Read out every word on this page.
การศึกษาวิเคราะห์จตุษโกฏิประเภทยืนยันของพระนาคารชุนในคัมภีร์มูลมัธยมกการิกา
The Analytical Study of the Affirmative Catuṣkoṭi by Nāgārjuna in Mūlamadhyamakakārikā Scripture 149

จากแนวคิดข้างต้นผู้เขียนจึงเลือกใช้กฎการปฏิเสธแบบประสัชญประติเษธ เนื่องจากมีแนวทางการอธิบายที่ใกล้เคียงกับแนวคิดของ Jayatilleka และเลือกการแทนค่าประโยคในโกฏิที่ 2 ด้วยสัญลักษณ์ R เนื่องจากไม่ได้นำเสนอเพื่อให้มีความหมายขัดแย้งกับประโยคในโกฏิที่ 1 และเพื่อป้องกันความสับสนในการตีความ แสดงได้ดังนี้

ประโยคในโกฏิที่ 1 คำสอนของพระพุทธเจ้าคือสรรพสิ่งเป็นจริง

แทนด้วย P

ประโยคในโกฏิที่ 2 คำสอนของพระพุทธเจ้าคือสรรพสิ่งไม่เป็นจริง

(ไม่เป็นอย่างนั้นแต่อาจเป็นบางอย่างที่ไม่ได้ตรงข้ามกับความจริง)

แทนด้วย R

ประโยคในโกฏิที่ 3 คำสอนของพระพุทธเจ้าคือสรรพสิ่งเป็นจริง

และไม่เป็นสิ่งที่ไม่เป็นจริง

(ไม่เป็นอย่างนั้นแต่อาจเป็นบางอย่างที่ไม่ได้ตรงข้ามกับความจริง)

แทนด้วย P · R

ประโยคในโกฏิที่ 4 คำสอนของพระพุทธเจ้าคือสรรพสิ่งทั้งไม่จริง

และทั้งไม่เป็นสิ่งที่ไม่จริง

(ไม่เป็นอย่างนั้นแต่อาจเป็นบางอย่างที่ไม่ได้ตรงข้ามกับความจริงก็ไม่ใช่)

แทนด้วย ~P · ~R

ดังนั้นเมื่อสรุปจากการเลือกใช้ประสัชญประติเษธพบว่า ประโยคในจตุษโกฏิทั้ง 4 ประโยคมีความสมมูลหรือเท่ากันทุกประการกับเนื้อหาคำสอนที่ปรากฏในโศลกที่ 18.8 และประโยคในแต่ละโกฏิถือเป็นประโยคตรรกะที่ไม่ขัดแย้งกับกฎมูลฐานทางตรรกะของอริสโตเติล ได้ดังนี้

-*-

In the material above, how many lines hold the word "ทธเจ"? Say only the number.

**Reply**
4